====== Records for the task

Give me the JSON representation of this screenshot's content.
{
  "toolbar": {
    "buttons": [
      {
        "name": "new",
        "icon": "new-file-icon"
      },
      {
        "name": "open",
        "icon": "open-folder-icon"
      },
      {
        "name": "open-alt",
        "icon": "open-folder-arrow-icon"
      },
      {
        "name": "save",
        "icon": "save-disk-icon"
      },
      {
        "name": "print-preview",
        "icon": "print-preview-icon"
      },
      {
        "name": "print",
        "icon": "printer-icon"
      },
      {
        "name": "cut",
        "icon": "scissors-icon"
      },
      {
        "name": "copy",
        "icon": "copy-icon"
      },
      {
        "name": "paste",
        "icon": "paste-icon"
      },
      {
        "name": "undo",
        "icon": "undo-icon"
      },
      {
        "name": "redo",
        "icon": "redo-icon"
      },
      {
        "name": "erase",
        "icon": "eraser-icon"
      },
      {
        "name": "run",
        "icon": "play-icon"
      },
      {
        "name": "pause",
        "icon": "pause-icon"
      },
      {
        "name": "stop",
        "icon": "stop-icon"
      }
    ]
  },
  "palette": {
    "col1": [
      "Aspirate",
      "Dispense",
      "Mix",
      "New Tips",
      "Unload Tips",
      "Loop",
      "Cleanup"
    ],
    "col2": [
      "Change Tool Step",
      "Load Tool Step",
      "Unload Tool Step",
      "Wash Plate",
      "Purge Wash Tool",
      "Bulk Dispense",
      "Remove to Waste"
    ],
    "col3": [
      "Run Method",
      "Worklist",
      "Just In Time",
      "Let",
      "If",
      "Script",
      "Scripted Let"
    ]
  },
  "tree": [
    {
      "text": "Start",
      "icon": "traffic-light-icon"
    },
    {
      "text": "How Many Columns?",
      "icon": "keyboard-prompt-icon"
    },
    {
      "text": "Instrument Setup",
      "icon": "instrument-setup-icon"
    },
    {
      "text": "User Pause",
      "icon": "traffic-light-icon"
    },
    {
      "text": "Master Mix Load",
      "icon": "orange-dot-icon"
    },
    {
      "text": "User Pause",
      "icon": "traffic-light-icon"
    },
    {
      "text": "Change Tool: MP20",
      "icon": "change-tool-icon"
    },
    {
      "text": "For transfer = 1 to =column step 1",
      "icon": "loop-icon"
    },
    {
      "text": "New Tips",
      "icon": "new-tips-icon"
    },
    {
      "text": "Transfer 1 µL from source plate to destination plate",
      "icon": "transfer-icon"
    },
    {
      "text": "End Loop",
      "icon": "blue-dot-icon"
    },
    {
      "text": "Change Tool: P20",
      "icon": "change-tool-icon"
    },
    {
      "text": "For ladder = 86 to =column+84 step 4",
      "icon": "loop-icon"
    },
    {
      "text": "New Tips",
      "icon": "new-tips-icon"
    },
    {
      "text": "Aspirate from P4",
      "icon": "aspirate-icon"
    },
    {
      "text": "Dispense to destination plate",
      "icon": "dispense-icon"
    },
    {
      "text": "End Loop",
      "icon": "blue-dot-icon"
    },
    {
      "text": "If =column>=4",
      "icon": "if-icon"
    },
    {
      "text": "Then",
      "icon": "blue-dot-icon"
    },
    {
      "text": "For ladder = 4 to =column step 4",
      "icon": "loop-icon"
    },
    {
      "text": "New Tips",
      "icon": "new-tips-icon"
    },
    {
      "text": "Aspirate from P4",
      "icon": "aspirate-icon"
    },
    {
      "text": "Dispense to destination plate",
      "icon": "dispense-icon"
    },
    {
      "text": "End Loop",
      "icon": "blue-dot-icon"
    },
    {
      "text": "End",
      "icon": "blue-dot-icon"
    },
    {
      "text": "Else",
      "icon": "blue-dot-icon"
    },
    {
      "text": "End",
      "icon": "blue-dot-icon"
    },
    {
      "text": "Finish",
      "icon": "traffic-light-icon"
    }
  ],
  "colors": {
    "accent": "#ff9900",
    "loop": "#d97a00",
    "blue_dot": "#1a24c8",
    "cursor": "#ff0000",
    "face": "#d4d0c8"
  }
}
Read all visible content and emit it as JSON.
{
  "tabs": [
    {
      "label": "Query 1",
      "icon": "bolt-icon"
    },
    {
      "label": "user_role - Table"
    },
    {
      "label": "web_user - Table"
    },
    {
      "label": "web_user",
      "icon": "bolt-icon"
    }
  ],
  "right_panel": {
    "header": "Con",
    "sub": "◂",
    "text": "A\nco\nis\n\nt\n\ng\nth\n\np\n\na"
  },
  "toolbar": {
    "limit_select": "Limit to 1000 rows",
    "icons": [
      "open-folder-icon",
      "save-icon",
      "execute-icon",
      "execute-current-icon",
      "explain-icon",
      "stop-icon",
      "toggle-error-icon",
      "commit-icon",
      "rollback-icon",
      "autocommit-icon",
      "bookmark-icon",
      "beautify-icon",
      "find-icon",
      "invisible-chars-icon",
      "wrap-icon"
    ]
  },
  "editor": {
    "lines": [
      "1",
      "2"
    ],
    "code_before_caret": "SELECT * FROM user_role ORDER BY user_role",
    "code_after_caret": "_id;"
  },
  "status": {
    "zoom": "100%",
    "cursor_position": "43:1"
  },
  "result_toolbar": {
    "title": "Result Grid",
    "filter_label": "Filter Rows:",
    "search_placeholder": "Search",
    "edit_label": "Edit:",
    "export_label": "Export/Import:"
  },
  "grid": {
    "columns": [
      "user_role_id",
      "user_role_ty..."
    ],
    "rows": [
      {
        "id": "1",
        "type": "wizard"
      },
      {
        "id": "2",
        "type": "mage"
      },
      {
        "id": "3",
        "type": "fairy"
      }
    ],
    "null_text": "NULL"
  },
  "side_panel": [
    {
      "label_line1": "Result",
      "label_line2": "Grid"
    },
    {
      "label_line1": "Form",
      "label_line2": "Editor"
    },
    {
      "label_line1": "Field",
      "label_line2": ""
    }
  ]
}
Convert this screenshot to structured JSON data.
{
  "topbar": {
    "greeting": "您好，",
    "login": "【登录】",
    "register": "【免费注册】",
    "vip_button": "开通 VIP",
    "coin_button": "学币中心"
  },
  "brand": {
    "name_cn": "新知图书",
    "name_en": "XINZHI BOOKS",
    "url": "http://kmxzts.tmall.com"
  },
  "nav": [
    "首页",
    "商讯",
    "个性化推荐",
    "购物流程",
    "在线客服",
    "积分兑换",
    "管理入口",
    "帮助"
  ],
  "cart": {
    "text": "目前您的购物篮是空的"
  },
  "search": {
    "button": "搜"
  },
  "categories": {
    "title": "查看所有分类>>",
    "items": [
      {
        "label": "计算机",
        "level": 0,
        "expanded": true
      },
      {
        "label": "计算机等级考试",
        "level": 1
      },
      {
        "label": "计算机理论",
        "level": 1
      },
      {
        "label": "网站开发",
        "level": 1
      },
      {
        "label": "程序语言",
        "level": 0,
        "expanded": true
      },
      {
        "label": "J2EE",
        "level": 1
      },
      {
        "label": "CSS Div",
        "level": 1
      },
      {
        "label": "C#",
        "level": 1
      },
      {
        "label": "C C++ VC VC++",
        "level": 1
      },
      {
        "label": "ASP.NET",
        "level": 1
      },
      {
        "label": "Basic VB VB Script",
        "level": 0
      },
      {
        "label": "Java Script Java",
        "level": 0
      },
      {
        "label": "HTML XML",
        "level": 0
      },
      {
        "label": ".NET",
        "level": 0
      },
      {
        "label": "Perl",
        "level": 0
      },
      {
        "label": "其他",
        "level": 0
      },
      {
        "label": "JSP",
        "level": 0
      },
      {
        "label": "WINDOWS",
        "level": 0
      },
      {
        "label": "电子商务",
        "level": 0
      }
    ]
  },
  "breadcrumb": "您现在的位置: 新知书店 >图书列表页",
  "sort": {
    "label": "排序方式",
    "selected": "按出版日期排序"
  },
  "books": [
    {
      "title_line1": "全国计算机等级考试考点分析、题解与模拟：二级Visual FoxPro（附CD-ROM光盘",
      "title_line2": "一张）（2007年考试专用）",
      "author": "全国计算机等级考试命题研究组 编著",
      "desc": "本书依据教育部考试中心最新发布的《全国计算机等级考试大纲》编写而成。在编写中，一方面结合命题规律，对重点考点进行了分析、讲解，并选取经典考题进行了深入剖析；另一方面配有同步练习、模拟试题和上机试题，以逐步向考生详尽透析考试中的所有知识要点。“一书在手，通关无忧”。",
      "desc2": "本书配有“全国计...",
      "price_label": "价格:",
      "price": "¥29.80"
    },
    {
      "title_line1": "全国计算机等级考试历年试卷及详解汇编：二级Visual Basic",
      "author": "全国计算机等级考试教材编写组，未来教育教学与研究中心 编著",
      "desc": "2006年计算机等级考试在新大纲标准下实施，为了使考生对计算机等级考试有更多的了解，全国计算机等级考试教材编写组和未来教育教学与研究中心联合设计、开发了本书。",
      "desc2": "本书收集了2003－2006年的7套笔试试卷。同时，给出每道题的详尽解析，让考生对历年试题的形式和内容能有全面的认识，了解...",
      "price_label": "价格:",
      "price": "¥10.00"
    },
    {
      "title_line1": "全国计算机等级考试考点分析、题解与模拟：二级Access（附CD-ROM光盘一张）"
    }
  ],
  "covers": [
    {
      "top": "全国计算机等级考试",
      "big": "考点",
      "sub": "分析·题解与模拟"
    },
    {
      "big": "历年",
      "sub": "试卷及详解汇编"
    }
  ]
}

============

*Exercise prompt*
Filter the records above for lines containing the word "JSON", and copy those lines.

*Result*
Give me the JSON representation of this screenshot's content.
Read all visible content and emit it as JSON.
Convert this screenshot to structured JSON data.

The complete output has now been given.